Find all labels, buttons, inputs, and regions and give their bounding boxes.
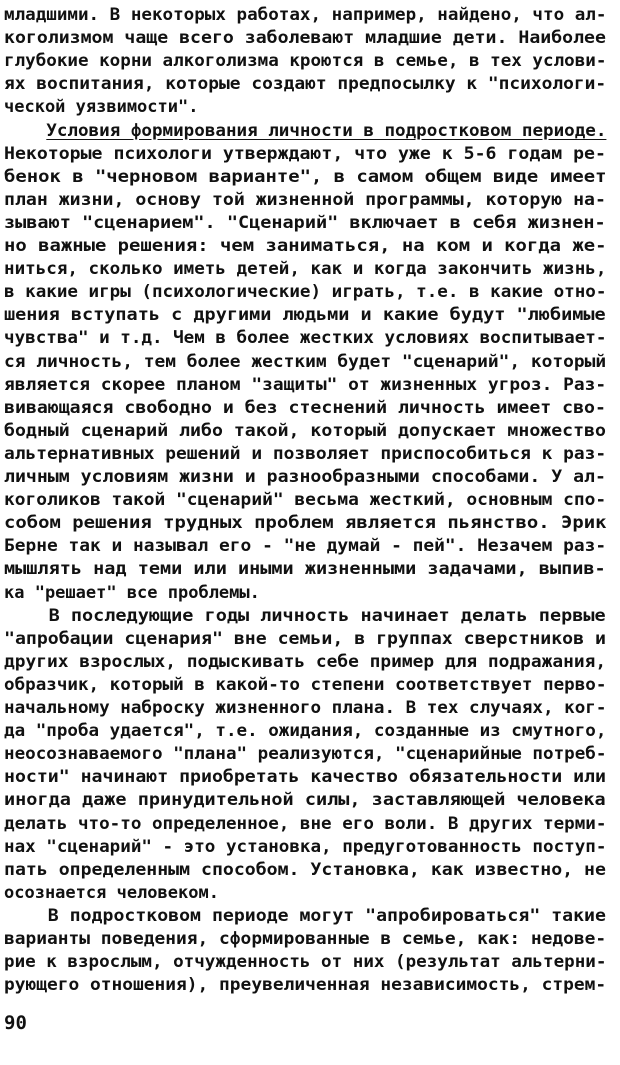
text-line (4, 212, 608, 235)
text-segment: мышлять над теми или иными жизненными задачами, выпив- (4, 559, 606, 580)
text-segment: иногда даже принудительной силы, заставляющей человека (4, 790, 606, 811)
text-segment: варианты поведения, сформированные в семье, как: недове- (4, 929, 607, 949)
text-segment: ности" начинают приобретать качество обязательности или (4, 767, 606, 788)
text-segment: глубокие корни алкоголизма кроются в семье, в тех услови- (4, 51, 607, 72)
text-line (4, 443, 608, 466)
text-line (4, 789, 608, 812)
text-segment: ческой уязвимости". (4, 97, 199, 118)
text-segment: коголиков такой "сценарий" весьма жесткий, основным спо- (4, 490, 607, 511)
section-heading: Условия формирования личности в подростковом периоде. (46, 120, 607, 141)
text-segment: рующего отношения), преувеличенная независимость, стрем- (4, 975, 607, 996)
text-line (4, 374, 608, 397)
text-line (4, 512, 608, 535)
text-segment: неосознаваемого "плана" реализуются, "сценарийные потреб- (4, 744, 607, 765)
text-line (4, 489, 608, 512)
text-segment: в какие игры (психологические) играть, т.е. в какие отно- (4, 282, 607, 303)
text-segment: других взрослых, подыскивать себе пример для подражания, (4, 651, 607, 672)
text-line (4, 50, 608, 73)
text-line (4, 605, 608, 628)
text-line (4, 558, 608, 581)
text-segment (4, 121, 46, 141)
text-line (4, 836, 608, 859)
text-line (4, 96, 608, 119)
text-line (4, 535, 608, 558)
text-segment: ся личность, тем более жестким будет "сценарий", который (4, 351, 607, 372)
text-segment: альтернативных решений и позволяет приспособиться к раз- (4, 443, 607, 464)
text-line (4, 813, 608, 836)
text-segment: В последующие годы личность начинает делать первые (4, 605, 606, 626)
text-line (4, 304, 608, 327)
text-segment: ка "решает" все проблемы. (4, 582, 260, 603)
text-line (4, 73, 608, 96)
text-segment: ниться, сколько иметь детей, как и когда закончить жизнь, (4, 259, 607, 280)
text-segment: бодный сценарий либо такой, который допускает множество (4, 420, 606, 441)
text-line (4, 258, 608, 281)
text-line (4, 974, 608, 997)
page-number: 90 (4, 1012, 27, 1034)
text-line (4, 235, 608, 258)
text-segment: образчик, который в какой-то степени соответствует перво- (4, 674, 607, 695)
text-segment: бенок в "черновом варианте", в самом общем виде имеет (4, 166, 607, 187)
text-line (4, 766, 608, 789)
text-line (4, 466, 608, 489)
text-line (4, 27, 608, 50)
text-segment: Некоторые психологи утверждают, что уже к 5-6 годам ре- (4, 143, 606, 164)
text-segment: но важные решения: чем заниматься, на ком и когда же- (4, 236, 607, 256)
text-segment: зывают "сценарием". "Сценарий" включает в себя жизнен- (4, 212, 606, 233)
text-segment: собом решения трудных проблем является пьянство. Эрик (4, 513, 607, 534)
text-line (4, 859, 608, 882)
text-line (4, 351, 608, 374)
text-segment: В подростковом периоде могут "апробироваться" такие (4, 905, 606, 926)
text-segment: чувства" и т.д. Чем в более жестких условиях воспитывает- (4, 328, 607, 349)
text-segment: осознается человеком. (4, 882, 219, 903)
text-segment: личным условиям жизни и разнообразными способами. У ал- (4, 467, 606, 487)
text-segment: коголизмом чаще всего заболевают младшие дети. Наиболее (4, 28, 606, 49)
text-line (4, 143, 608, 166)
text-line (4, 674, 608, 697)
text-segment: младшими. В некоторых работах, например, найдено, что ал- (4, 5, 607, 25)
text-line (4, 882, 608, 905)
text-line (4, 4, 608, 27)
text-line (4, 905, 608, 928)
text-segment: да "проба удается", т.е. ожидания, созданные из смутного, (4, 721, 607, 742)
text-line (4, 951, 608, 974)
text-line (4, 628, 608, 651)
text-segment: ях воспитания, которые создают предпосылку к "психологи- (4, 74, 607, 95)
text-line (4, 720, 608, 743)
text-segment: делать что-то определенное, вне его воли. В других терми- (4, 813, 607, 834)
text-line (4, 582, 608, 605)
text-line (4, 420, 608, 443)
text-line (4, 397, 608, 420)
text-line (4, 928, 608, 951)
text-line (4, 697, 608, 720)
text-line (4, 327, 608, 350)
text-segment: является скорее планом "защиты" от жизненных угроз. Раз- (4, 374, 607, 395)
text-line (4, 120, 608, 143)
text-line (4, 166, 608, 189)
text-segment: вивающаяся свободно и без стеснений личность имеет сво- (4, 397, 606, 418)
text-segment: "апробации сценария" вне семьи, в группах сверстников и (4, 628, 606, 649)
text-segment: пать определенным способом. Установка, как известно, не (4, 859, 606, 880)
text-segment: начальному наброску жизненного плана. В тех случаях, ког- (4, 698, 607, 718)
text-segment: Берне так и называл его - "не думай - пей". Незачем раз- (4, 536, 607, 557)
text-line (4, 651, 608, 674)
text-line (4, 743, 608, 766)
text-segment: шения вступать с другими людьми и какие будут "любимые (4, 305, 606, 326)
text-line (4, 189, 608, 212)
text-segment: план жизни, основу той жизненной программы, которую на- (4, 189, 606, 210)
text-line (4, 281, 608, 304)
text-segment: рие к взрослым, отчужденность от них (результат альтерни- (4, 952, 607, 973)
text-segment: нах "сценарий" - это установка, предуготованность поступ- (4, 836, 607, 857)
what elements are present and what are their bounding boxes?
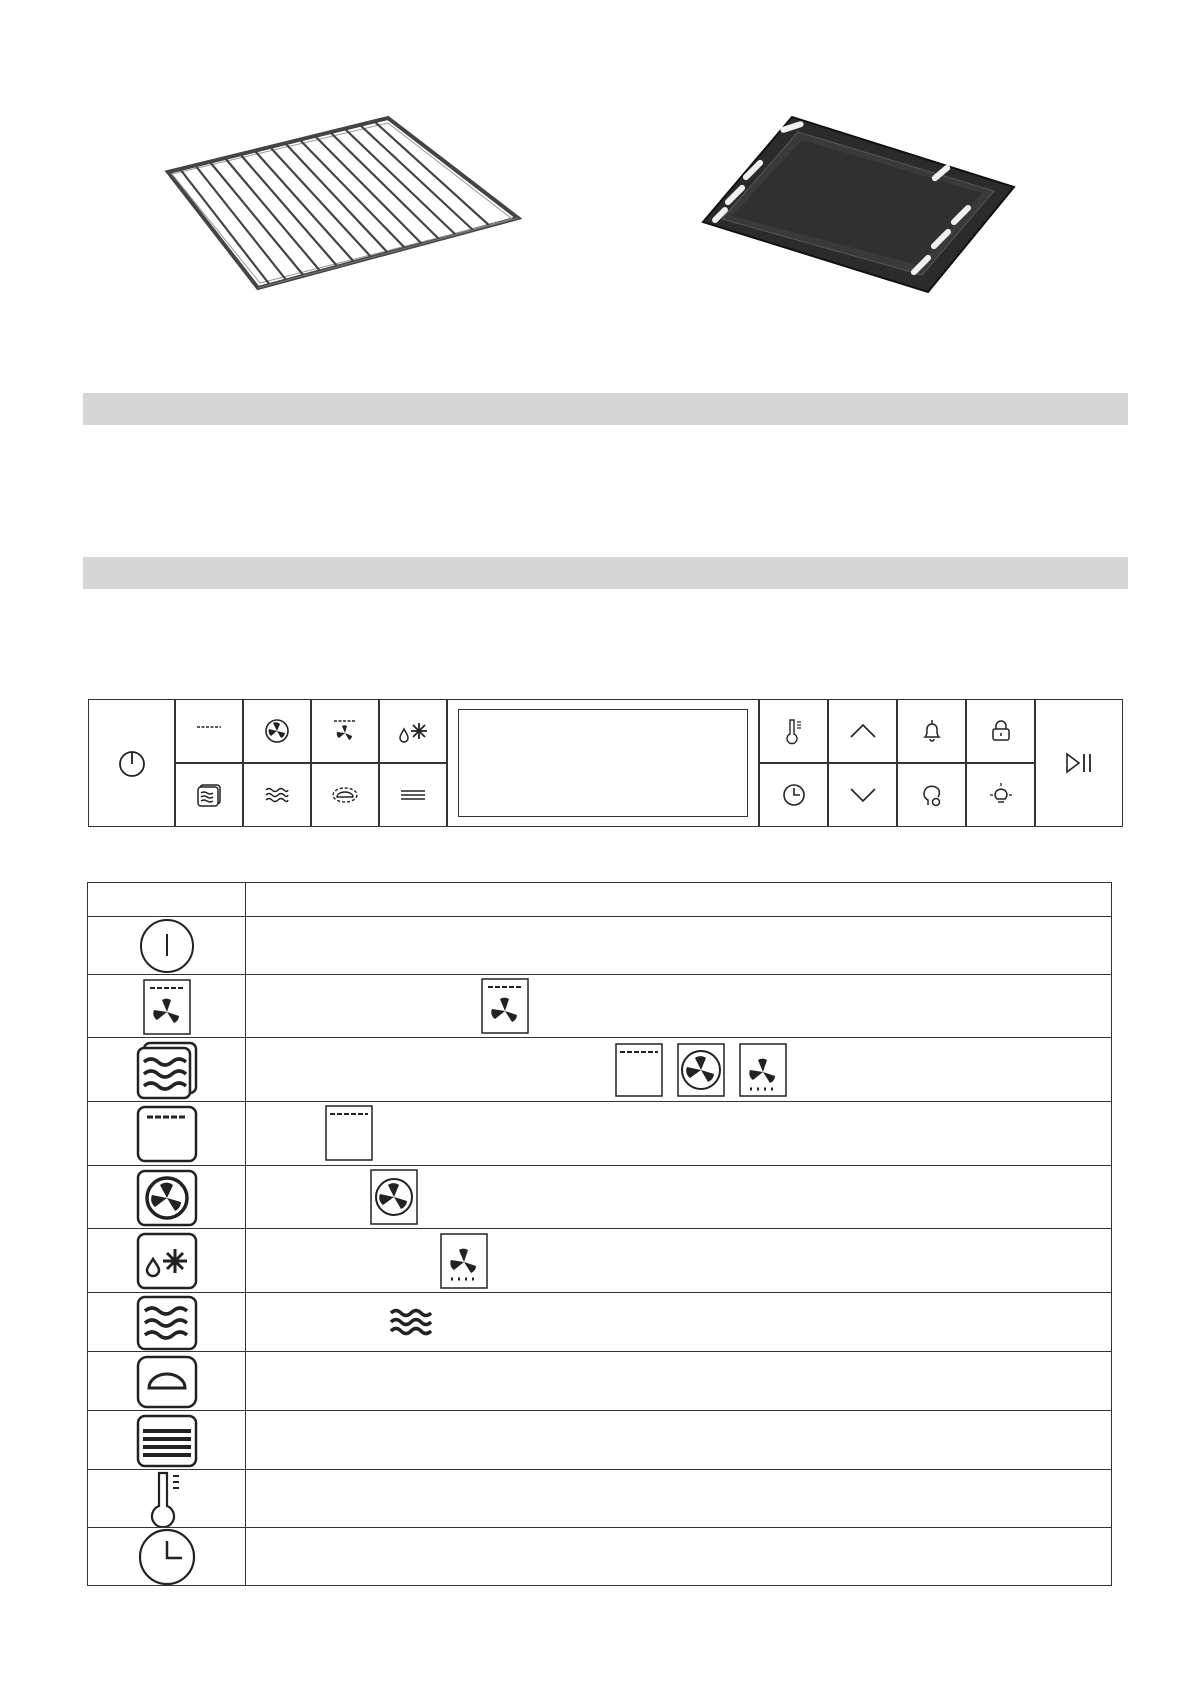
display-panel [447, 699, 759, 827]
chevron-up-icon [848, 721, 878, 741]
defrost-icon [396, 717, 430, 745]
dough-icon [329, 784, 361, 806]
fan-ring-icon [369, 1168, 419, 1226]
defrost-button[interactable] [379, 699, 447, 763]
clock-icon [137, 1528, 197, 1586]
table-row [88, 1469, 1111, 1527]
top-heater-icon [324, 1104, 374, 1162]
start-pause-button[interactable] [1035, 699, 1123, 827]
up-button[interactable] [828, 699, 897, 763]
dough-icon [135, 1354, 199, 1410]
play-pause-icon [1064, 751, 1094, 775]
multi-level-button[interactable] [175, 763, 243, 827]
fan-ring-icon [135, 1168, 199, 1228]
steam-icon [388, 1305, 436, 1337]
thermometer-icon [139, 1470, 195, 1528]
steam-icon [135, 1294, 199, 1352]
wire-shelf-image [160, 110, 530, 295]
thermometer-icon [782, 717, 806, 745]
table-row [88, 1037, 1111, 1101]
temperature-button[interactable] [759, 699, 828, 763]
table-header-row [88, 883, 1111, 916]
table-row [88, 1351, 1111, 1410]
bottom-fan-icon [439, 1232, 489, 1290]
top-heater-button[interactable] [175, 699, 243, 763]
display-screen [458, 709, 748, 817]
section-heading-bar-2 [83, 557, 1128, 589]
child-lock-button[interactable] [966, 699, 1035, 763]
bottom-heat-button[interactable] [379, 763, 447, 827]
top-fan-icon [142, 978, 192, 1036]
baking-tray-image [700, 112, 1020, 297]
fan-ring-icon [263, 717, 291, 745]
lamp-icon [987, 781, 1015, 809]
lamp-button[interactable] [966, 763, 1035, 827]
steam-button[interactable] [243, 763, 311, 827]
section-heading-bar-1 [83, 393, 1128, 425]
table-row [88, 1527, 1111, 1585]
bottom-heat-icon [135, 1413, 199, 1469]
alarm-button[interactable] [897, 699, 966, 763]
multi-level-icon [134, 1040, 200, 1100]
power-button[interactable] [88, 699, 175, 827]
table-row [88, 916, 1111, 974]
clock-button[interactable] [759, 763, 828, 827]
multi-level-icon [195, 782, 223, 808]
bell-icon [919, 717, 945, 745]
table-row [88, 1101, 1111, 1165]
bottom-heat-icon [398, 785, 428, 805]
top-heater-icon [194, 721, 224, 741]
table-row [88, 974, 1111, 1037]
fan-ring-icon [676, 1042, 726, 1098]
down-button[interactable] [828, 763, 897, 827]
control-panel [88, 699, 1123, 827]
dough-button[interactable] [311, 763, 379, 827]
top-fan-icon [480, 977, 530, 1035]
top-heater-icon [614, 1042, 664, 1098]
chevron-down-icon [848, 785, 878, 805]
fan-ring-button[interactable] [243, 699, 311, 763]
bottom-fan-icon [738, 1042, 788, 1098]
chef-head-icon [919, 781, 945, 809]
power-icon [117, 748, 147, 778]
top-fan-button[interactable] [311, 699, 379, 763]
steam-icon [263, 784, 291, 806]
table-row [88, 1410, 1111, 1469]
clock-icon [781, 782, 807, 808]
defrost-icon [135, 1231, 199, 1291]
top-fan-icon [331, 717, 359, 745]
table-row [88, 1165, 1111, 1228]
function-table [87, 882, 1112, 1586]
table-row [88, 1228, 1111, 1292]
table-row [88, 1292, 1111, 1351]
top-heater-icon [135, 1104, 199, 1164]
power-icon [137, 918, 197, 974]
lock-icon [988, 718, 1014, 744]
recipes-button[interactable] [897, 763, 966, 827]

:: Your goal ::
Starting at the line that contains "display-panel [447, 699, 759, 827]" and stopping after the line that contains "temperature-button[interactable] [759, 699, 828, 763]", render that stretch of the material as a numbered list, leaving out any blank lines.

:: Written answer ::
1. display-panel [447, 699, 759, 827]
2. chevron-up-icon [848, 721, 878, 741]
3. defrost-icon [396, 717, 430, 745]
4. dough-icon [329, 784, 361, 806]
5. fan-ring-icon [369, 1168, 419, 1226]
6. defrost-button[interactable] [379, 699, 447, 763]
7. clock-icon [137, 1528, 197, 1586]
8. table-row [88, 1469, 1111, 1527]
9. top-heater-icon [324, 1104, 374, 1162]
10. start-pause-button[interactable] [1035, 699, 1123, 827]
11. up-button[interactable] [828, 699, 897, 763]
12. dough-icon [135, 1354, 199, 1410]
13. play-pause-icon [1064, 751, 1094, 775]
14. multi-level-button[interactable] [175, 763, 243, 827]
15. fan-ring-icon [135, 1168, 199, 1228]
16. steam-icon [388, 1305, 436, 1337]
17. thermometer-icon [139, 1470, 195, 1528]
18. steam-icon [135, 1294, 199, 1352]
19. wire-shelf-image [160, 110, 530, 295]
20. thermometer-icon [782, 717, 806, 745]
21. table-row [88, 1037, 1111, 1101]
22. temperature-button[interactable] [759, 699, 828, 763]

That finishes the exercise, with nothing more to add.